### EXERCISE INSTRUCTIONS
In the records below, find the line containing "Transcribe the text in this document."; copy exactly that line and all lines after it to the end, and nothing else.

[Source records]
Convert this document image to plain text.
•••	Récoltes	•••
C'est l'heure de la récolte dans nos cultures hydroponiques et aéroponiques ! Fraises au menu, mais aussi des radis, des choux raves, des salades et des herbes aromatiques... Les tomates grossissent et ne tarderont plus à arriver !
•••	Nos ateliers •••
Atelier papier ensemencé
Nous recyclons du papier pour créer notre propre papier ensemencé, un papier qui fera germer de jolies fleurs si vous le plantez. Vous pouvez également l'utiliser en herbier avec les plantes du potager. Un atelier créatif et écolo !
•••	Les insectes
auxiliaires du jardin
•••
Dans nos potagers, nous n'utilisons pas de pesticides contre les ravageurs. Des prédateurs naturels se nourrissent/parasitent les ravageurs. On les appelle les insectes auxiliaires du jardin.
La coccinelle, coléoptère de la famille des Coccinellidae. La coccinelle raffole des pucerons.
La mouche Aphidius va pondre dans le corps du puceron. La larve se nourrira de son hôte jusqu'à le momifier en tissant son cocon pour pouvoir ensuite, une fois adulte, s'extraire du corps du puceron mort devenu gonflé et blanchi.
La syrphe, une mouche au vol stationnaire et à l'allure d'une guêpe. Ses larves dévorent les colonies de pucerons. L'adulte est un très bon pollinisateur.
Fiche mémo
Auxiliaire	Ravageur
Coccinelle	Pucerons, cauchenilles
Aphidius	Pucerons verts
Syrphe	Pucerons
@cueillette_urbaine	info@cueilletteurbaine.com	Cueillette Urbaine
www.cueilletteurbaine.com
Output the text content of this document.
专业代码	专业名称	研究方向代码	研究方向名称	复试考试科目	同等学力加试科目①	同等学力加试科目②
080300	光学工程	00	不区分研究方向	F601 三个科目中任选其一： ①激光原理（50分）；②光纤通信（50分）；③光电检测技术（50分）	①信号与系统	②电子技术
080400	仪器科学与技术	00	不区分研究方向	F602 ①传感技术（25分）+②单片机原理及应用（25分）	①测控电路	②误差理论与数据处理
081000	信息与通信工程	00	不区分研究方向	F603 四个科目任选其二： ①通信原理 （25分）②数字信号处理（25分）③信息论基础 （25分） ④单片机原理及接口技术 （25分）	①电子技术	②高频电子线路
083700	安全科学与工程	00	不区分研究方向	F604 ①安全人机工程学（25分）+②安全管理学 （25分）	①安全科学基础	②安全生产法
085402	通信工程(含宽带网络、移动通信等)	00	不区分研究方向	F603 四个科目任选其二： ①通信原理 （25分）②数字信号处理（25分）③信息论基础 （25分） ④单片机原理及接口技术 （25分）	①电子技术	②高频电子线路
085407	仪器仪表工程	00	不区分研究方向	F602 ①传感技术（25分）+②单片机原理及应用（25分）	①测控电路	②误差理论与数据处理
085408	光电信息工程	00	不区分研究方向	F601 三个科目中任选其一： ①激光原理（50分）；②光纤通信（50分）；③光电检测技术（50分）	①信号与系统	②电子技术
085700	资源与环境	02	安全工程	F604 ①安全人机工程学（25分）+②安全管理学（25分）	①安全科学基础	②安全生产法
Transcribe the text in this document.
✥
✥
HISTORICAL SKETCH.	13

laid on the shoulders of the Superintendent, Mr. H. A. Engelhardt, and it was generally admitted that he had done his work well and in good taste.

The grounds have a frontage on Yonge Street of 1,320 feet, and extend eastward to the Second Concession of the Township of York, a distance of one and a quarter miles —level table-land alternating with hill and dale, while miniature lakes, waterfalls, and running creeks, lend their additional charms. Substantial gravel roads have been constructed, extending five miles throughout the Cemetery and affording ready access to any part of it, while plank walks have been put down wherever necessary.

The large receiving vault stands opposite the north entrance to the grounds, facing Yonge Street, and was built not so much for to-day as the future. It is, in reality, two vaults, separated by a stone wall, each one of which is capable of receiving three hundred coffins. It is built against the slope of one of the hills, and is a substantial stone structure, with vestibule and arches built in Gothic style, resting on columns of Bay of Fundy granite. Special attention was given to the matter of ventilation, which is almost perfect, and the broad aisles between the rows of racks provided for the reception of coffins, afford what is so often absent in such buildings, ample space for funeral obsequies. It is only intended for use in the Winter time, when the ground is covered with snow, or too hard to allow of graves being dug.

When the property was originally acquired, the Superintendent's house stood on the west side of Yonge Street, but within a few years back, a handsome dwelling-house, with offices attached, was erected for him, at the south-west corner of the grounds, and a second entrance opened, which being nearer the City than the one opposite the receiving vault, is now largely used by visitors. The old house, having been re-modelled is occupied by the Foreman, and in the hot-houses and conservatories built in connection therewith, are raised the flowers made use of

### THE ANSWER
Transcribe the text in this document.
✥
✥
HISTORICAL SKETCH.	13

laid on the shoulders of the Superintendent, Mr. H. A. Engelhardt, and it was generally admitted that he had done his work well and in good taste.

The grounds have a frontage on Yonge Street of 1,320 feet, and extend eastward to the Second Concession of the Township of York, a distance of one and a quarter miles —level table-land alternating with hill and dale, while miniature lakes, waterfalls, and running creeks, lend their additional charms. Substantial gravel roads have been constructed, extending five miles throughout the Cemetery and affording ready access to any part of it, while plank walks have been put down wherever necessary.

The large receiving vault stands opposite the north entrance to the grounds, facing Yonge Street, and was built not so much for to-day as the future. It is, in reality, two vaults, separated by a stone wall, each one of which is capable of receiving three hundred coffins. It is built against the slope of one of the hills, and is a substantial stone structure, with vestibule and arches built in Gothic style, resting on columns of Bay of Fundy granite. Special attention was given to the matter of ventilation, which is almost perfect, and the broad aisles between the rows of racks provided for the reception of coffins, afford what is so often absent in such buildings, ample space for funeral obsequies. It is only intended for use in the Winter time, when the ground is covered with snow, or too hard to allow of graves being dug.

When the property was originally acquired, the Superintendent's house stood on the west side of Yonge Street, but within a few years back, a handsome dwelling-house, with offices attached, was erected for him, at the south-west corner of the grounds, and a second entrance opened, which being nearer the City than the one opposite the receiving vault, is now largely used by visitors. The old house, having been re-modelled is occupied by the Foreman, and in the hot-houses and conservatories built in connection therewith, are raised the flowers made use of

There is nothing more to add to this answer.